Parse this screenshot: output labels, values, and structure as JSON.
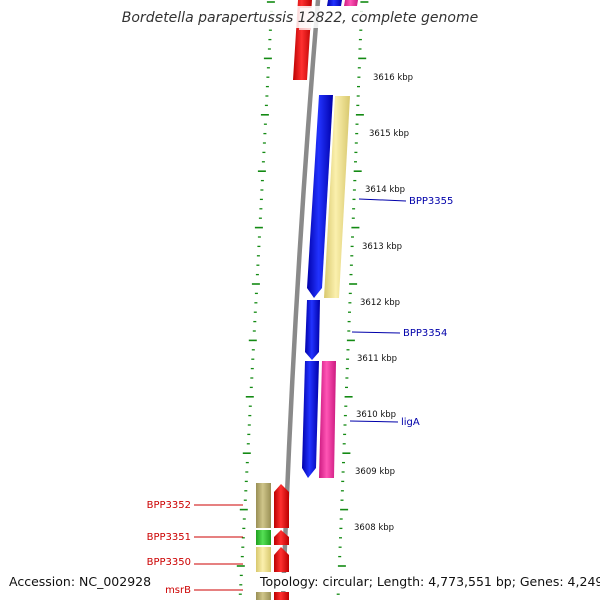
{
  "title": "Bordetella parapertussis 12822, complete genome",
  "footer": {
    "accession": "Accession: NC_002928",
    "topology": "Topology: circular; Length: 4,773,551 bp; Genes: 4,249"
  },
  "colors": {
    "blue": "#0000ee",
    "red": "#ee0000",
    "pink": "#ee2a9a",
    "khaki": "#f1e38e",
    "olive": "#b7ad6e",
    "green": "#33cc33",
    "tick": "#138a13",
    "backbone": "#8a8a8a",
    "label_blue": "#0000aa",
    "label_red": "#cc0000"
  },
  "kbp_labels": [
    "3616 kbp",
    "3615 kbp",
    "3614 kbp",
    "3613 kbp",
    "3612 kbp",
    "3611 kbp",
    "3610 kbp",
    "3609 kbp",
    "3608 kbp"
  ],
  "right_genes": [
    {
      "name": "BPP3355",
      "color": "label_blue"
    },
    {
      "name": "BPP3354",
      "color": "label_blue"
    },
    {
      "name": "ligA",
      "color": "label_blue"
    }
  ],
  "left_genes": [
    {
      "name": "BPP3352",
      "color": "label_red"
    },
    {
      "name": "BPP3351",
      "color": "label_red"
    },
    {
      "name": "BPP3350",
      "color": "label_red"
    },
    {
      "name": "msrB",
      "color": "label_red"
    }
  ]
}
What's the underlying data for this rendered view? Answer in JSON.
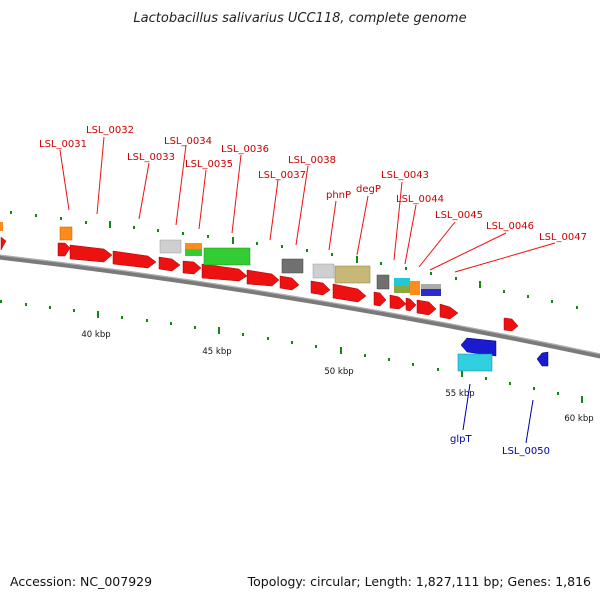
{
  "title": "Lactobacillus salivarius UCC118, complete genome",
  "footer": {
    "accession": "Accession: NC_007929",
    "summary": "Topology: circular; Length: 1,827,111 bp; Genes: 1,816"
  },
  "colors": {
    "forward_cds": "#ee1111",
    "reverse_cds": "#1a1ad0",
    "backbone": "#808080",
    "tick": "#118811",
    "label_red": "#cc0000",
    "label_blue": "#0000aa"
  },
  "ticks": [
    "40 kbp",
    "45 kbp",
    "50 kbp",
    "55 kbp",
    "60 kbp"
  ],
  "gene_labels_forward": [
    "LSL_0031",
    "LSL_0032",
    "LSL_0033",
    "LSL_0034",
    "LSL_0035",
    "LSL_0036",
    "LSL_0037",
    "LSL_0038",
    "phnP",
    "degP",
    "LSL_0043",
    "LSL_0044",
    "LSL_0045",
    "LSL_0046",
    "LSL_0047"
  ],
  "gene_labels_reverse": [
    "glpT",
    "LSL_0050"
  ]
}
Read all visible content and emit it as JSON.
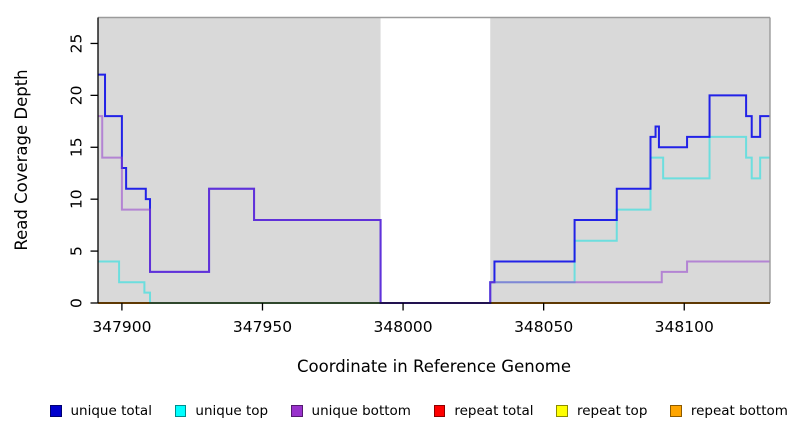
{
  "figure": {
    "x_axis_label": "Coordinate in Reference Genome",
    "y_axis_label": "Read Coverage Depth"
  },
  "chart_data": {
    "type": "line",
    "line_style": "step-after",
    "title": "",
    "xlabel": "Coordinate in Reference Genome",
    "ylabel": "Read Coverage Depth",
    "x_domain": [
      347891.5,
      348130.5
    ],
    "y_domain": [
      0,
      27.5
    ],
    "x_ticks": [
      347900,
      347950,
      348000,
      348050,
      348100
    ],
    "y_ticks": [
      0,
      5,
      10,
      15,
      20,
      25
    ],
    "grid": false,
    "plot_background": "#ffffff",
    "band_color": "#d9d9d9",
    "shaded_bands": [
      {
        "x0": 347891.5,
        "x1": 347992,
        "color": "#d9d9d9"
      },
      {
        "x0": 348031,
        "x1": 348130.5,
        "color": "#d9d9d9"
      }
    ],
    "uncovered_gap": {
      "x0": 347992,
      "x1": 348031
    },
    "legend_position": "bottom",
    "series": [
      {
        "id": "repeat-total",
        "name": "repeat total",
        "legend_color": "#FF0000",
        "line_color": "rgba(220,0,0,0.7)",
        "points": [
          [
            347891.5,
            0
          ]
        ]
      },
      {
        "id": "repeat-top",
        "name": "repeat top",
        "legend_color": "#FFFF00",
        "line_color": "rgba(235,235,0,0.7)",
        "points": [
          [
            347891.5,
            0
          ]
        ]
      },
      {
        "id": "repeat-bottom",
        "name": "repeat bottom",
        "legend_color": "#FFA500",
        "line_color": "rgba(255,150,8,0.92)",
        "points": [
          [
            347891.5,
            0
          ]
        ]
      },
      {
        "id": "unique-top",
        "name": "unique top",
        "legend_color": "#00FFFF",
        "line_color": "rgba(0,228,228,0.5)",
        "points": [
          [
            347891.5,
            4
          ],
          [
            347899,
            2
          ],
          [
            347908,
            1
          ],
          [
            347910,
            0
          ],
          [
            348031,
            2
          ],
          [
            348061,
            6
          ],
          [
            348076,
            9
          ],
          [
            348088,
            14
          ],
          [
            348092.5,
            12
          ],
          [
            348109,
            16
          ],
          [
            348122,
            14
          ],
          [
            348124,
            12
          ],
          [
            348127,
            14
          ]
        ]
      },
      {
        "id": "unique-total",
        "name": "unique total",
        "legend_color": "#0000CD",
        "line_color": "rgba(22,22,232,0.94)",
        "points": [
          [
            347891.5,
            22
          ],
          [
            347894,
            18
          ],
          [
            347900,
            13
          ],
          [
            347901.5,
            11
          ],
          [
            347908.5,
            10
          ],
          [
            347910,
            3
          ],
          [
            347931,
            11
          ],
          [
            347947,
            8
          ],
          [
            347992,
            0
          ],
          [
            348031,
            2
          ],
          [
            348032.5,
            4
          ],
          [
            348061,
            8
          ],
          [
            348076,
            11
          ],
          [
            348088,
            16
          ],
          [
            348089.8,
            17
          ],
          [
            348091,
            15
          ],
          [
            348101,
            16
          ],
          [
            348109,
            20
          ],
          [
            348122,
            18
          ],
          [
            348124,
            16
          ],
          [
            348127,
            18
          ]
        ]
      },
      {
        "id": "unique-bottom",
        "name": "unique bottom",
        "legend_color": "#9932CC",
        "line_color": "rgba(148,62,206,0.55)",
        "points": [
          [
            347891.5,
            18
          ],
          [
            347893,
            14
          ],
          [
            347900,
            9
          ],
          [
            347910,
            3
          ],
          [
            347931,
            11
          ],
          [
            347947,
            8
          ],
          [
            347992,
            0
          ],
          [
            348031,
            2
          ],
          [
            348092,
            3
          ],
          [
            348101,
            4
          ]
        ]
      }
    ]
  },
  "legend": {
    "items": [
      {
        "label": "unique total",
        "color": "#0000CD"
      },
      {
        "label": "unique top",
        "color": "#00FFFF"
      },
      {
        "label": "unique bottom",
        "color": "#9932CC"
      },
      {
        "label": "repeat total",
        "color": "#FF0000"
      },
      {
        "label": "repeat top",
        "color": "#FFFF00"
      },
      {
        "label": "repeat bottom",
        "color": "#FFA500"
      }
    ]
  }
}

• What is expected:
Could you write out the whole listing exactly, skipping every picture?

• Result of this exercise:
Parse this screenshot: output labels, values, and structure as JSON.
{
  "title": "Bordetella parapertussis 12822, complete genome",
  "footer": {
    "accession": "Accession: NC_002928",
    "topology": "Topology: circular; Length: 4,773,551 bp; Genes: 4,249"
  },
  "colors": {
    "blue": "#0000ee",
    "red": "#ee0000",
    "pink": "#ee2a9a",
    "khaki": "#f1e38e",
    "olive": "#b7ad6e",
    "green": "#33cc33",
    "tick": "#138a13",
    "backbone": "#8a8a8a",
    "label_blue": "#0000aa",
    "label_red": "#cc0000"
  },
  "kbp_labels": [
    "3616 kbp",
    "3615 kbp",
    "3614 kbp",
    "3613 kbp",
    "3612 kbp",
    "3611 kbp",
    "3610 kbp",
    "3609 kbp",
    "3608 kbp"
  ],
  "right_genes": [
    {
      "name": "BPP3355",
      "color": "label_blue"
    },
    {
      "name": "BPP3354",
      "color": "label_blue"
    },
    {
      "name": "ligA",
      "color": "label_blue"
    }
  ],
  "left_genes": [
    {
      "name": "BPP3352",
      "color": "label_red"
    },
    {
      "name": "BPP3351",
      "color": "label_red"
    },
    {
      "name": "BPP3350",
      "color": "label_red"
    },
    {
      "name": "msrB",
      "color": "label_red"
    }
  ]
}
What's the underlying data for this rendered view? Answer in JSON.
{
  "title": "Lactobacillus salivarius UCC118, complete genome",
  "footer": {
    "accession": "Accession: NC_007929",
    "summary": "Topology: circular; Length: 1,827,111 bp; Genes: 1,816"
  },
  "colors": {
    "forward_cds": "#ee1111",
    "reverse_cds": "#1a1ad0",
    "backbone": "#808080",
    "tick": "#118811",
    "label_red": "#cc0000",
    "label_blue": "#0000aa"
  },
  "ticks": [
    "40 kbp",
    "45 kbp",
    "50 kbp",
    "55 kbp",
    "60 kbp"
  ],
  "gene_labels_forward": [
    "LSL_0031",
    "LSL_0032",
    "LSL_0033",
    "LSL_0034",
    "LSL_0035",
    "LSL_0036",
    "LSL_0037",
    "LSL_0038",
    "phnP",
    "degP",
    "LSL_0043",
    "LSL_0044",
    "LSL_0045",
    "LSL_0046",
    "LSL_0047"
  ],
  "gene_labels_reverse": [
    "glpT",
    "LSL_0050"
  ]
}
Read all visible content and emit it as JSON.
{
  "figure": {
    "x_axis_label": "Coordinate in Reference Genome",
    "y_axis_label": "Read Coverage Depth"
  },
  "chart_data": {
    "type": "line",
    "line_style": "step-after",
    "title": "",
    "xlabel": "Coordinate in Reference Genome",
    "ylabel": "Read Coverage Depth",
    "x_domain": [
      347891.5,
      348130.5
    ],
    "y_domain": [
      0,
      27.5
    ],
    "x_ticks": [
      347900,
      347950,
      348000,
      348050,
      348100
    ],
    "y_ticks": [
      0,
      5,
      10,
      15,
      20,
      25
    ],
    "grid": false,
    "plot_background": "#ffffff",
    "band_color": "#d9d9d9",
    "shaded_bands": [
      {
        "x0": 347891.5,
        "x1": 347992,
        "color": "#d9d9d9"
      },
      {
        "x0": 348031,
        "x1": 348130.5,
        "color": "#d9d9d9"
      }
    ],
    "uncovered_gap": {
      "x0": 347992,
      "x1": 348031
    },
    "legend_position": "bottom",
    "series": [
      {
        "id": "repeat-total",
        "name": "repeat total",
        "legend_color": "#FF0000",
        "line_color": "rgba(220,0,0,0.7)",
        "points": [
          [
            347891.5,
            0
          ]
        ]
      },
      {
        "id": "repeat-top",
        "name": "repeat top",
        "legend_color": "#FFFF00",
        "line_color": "rgba(235,235,0,0.7)",
        "points": [
          [
            347891.5,
            0
          ]
        ]
      },
      {
        "id": "repeat-bottom",
        "name": "repeat bottom",
        "legend_color": "#FFA500",
        "line_color": "rgba(255,150,8,0.92)",
        "points": [
          [
            347891.5,
            0
          ]
        ]
      },
      {
        "id": "unique-top",
        "name": "unique top",
        "legend_color": "#00FFFF",
        "line_color": "rgba(0,228,228,0.5)",
        "points": [
          [
            347891.5,
            4
          ],
          [
            347899,
            2
          ],
          [
            347908,
            1
          ],
          [
            347910,
            0
          ],
          [
            348031,
            2
          ],
          [
            348061,
            6
          ],
          [
            348076,
            9
          ],
          [
            348088,
            14
          ],
          [
            348092.5,
            12
          ],
          [
            348109,
            16
          ],
          [
            348122,
            14
          ],
          [
            348124,
            12
          ],
          [
            348127,
            14
          ]
        ]
      },
      {
        "id": "unique-total",
        "name": "unique total",
        "legend_color": "#0000CD",
        "line_color": "rgba(22,22,232,0.94)",
        "points": [
          [
            347891.5,
            22
          ],
          [
            347894,
            18
          ],
          [
            347900,
            13
          ],
          [
            347901.5,
            11
          ],
          [
            347908.5,
            10
          ],
          [
            347910,
            3
          ],
          [
            347931,
            11
          ],
          [
            347947,
            8
          ],
          [
            347992,
            0
          ],
          [
            348031,
            2
          ],
          [
            348032.5,
            4
          ],
          [
            348061,
            8
          ],
          [
            348076,
            11
          ],
          [
            348088,
            16
          ],
          [
            348089.8,
            17
          ],
          [
            348091,
            15
          ],
          [
            348101,
            16
          ],
          [
            348109,
            20
          ],
          [
            348122,
            18
          ],
          [
            348124,
            16
          ],
          [
            348127,
            18
          ]
        ]
      },
      {
        "id": "unique-bottom",
        "name": "unique bottom",
        "legend_color": "#9932CC",
        "line_color": "rgba(148,62,206,0.55)",
        "points": [
          [
            347891.5,
            18
          ],
          [
            347893,
            14
          ],
          [
            347900,
            9
          ],
          [
            347910,
            3
          ],
          [
            347931,
            11
          ],
          [
            347947,
            8
          ],
          [
            347992,
            0
          ],
          [
            348031,
            2
          ],
          [
            348092,
            3
          ],
          [
            348101,
            4
          ]
        ]
      }
    ]
  },
  "legend": {
    "items": [
      {
        "label": "unique total",
        "color": "#0000CD"
      },
      {
        "label": "unique top",
        "color": "#00FFFF"
      },
      {
        "label": "unique bottom",
        "color": "#9932CC"
      },
      {
        "label": "repeat total",
        "color": "#FF0000"
      },
      {
        "label": "repeat top",
        "color": "#FFFF00"
      },
      {
        "label": "repeat bottom",
        "color": "#FFA500"
      }
    ]
  }
}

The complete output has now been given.